> [What is needed] Spot each line that carries the word "Euro"; copy those lines.

(Stored items)
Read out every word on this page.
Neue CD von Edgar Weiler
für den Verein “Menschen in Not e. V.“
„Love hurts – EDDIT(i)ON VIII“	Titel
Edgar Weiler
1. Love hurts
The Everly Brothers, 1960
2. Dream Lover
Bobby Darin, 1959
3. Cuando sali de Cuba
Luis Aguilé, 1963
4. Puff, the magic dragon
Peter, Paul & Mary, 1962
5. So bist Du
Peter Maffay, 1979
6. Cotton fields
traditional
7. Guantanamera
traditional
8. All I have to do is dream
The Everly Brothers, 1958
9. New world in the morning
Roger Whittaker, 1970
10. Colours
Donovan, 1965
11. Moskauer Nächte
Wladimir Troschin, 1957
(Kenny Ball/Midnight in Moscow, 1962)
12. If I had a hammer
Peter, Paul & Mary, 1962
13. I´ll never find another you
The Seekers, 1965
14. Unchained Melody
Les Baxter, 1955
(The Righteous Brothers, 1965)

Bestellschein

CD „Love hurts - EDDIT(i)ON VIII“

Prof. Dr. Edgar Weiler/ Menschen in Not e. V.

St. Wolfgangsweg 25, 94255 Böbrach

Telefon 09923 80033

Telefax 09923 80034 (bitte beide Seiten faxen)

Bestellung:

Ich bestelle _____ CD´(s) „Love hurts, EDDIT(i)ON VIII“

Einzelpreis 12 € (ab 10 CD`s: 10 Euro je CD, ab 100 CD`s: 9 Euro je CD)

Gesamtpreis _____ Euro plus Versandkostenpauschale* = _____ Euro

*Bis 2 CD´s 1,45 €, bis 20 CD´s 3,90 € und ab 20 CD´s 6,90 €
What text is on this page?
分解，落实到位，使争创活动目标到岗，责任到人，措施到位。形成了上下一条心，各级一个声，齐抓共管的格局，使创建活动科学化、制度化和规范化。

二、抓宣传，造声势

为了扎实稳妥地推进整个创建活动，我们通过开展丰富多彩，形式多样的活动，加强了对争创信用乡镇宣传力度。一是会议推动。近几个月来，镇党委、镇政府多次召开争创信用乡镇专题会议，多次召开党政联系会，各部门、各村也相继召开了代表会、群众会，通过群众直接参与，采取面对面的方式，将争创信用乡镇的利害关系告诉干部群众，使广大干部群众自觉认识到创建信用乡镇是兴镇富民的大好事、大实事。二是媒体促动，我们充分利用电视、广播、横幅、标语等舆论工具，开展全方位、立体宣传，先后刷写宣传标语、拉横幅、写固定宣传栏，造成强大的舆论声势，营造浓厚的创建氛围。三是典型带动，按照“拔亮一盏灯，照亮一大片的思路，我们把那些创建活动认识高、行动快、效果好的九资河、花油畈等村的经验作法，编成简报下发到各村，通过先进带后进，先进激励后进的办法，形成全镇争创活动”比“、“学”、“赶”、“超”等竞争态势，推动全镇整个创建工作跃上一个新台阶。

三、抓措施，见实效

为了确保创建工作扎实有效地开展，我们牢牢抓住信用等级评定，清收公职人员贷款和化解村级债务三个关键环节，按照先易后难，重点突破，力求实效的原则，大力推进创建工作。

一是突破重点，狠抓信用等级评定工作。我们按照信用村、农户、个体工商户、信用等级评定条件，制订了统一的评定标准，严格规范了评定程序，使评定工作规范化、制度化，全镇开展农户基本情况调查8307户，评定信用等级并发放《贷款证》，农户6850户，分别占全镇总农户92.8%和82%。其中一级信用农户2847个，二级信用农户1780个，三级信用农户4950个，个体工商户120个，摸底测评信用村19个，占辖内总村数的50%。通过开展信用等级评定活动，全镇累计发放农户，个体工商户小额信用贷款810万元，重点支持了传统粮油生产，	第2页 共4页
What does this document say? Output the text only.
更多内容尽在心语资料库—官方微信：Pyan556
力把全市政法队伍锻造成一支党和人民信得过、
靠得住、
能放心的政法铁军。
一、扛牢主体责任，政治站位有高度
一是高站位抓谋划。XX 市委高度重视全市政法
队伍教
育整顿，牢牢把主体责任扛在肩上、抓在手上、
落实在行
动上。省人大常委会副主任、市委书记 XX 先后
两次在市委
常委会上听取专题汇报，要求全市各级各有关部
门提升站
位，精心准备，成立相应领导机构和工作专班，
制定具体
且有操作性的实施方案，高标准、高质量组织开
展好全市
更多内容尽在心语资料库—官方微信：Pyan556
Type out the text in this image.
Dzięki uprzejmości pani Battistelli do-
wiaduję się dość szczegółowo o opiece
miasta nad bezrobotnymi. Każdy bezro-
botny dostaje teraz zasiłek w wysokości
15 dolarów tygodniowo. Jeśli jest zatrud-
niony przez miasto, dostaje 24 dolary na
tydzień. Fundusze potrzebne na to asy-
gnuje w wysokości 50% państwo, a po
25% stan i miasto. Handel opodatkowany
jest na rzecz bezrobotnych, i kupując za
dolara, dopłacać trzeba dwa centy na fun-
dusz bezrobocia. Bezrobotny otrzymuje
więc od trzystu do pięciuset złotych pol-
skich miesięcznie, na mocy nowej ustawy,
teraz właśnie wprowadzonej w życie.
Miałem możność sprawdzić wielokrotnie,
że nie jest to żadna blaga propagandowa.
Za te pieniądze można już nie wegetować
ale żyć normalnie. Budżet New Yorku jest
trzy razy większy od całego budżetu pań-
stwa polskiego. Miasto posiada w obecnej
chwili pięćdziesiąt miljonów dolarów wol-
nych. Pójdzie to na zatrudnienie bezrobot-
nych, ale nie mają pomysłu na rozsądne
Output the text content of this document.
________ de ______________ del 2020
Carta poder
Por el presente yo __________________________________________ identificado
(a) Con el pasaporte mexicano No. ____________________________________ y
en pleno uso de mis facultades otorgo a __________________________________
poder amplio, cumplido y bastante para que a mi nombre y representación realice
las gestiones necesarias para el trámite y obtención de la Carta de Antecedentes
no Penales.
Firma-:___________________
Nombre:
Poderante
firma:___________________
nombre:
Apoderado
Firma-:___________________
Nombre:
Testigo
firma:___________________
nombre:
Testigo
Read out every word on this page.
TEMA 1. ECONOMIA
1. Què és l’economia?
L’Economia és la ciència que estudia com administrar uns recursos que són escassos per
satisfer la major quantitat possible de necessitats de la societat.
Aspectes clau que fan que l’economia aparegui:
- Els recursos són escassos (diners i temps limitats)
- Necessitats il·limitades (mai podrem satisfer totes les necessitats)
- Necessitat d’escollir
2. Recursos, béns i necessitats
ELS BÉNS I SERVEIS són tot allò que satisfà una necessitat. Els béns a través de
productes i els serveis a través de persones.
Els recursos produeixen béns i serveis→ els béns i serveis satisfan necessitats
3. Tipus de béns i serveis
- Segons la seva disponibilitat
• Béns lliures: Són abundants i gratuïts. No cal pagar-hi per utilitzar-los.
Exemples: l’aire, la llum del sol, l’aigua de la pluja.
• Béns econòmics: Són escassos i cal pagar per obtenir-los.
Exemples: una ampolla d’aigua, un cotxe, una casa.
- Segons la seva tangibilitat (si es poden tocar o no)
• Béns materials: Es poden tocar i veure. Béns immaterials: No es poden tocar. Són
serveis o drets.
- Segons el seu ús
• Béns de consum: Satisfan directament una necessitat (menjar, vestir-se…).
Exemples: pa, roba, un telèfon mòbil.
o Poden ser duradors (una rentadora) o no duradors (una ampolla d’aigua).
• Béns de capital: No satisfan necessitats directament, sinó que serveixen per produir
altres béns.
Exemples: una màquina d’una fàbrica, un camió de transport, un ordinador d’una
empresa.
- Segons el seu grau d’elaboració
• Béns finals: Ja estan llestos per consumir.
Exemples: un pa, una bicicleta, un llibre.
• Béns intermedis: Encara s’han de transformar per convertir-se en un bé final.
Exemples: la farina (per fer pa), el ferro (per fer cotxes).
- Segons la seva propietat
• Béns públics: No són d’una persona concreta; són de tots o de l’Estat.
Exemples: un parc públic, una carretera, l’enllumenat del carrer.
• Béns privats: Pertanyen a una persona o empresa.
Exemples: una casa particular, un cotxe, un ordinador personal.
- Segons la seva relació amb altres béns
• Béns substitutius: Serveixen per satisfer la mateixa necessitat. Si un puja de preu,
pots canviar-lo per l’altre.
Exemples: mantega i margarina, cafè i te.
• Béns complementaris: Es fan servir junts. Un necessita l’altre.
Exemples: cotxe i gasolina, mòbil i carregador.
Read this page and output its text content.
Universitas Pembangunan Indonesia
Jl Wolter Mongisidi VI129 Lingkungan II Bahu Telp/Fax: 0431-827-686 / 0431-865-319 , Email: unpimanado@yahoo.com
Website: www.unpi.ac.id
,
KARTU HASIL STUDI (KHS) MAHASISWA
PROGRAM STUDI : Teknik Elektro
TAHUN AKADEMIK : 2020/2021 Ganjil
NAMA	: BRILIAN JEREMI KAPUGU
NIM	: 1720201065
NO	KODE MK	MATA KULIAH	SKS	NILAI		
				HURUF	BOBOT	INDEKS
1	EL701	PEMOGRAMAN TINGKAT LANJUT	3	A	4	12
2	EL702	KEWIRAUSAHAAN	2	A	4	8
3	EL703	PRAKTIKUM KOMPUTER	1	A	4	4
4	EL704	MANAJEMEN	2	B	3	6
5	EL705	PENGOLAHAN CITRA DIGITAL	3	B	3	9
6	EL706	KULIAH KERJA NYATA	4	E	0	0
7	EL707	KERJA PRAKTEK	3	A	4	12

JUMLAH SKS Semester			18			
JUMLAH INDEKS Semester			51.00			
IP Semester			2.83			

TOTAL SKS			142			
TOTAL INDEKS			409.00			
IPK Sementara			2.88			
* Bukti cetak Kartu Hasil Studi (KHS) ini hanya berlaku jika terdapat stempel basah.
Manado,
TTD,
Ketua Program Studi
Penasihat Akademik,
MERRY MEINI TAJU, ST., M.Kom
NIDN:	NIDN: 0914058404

> [Response to the task]
Einzelpreis 12 € (ab 10 CD`s: 10 Euro je CD, ab 100 CD`s: 9 Euro je CD)
Gesamtpreis _____ Euro plus Versandkostenpauschale* = _____ Euro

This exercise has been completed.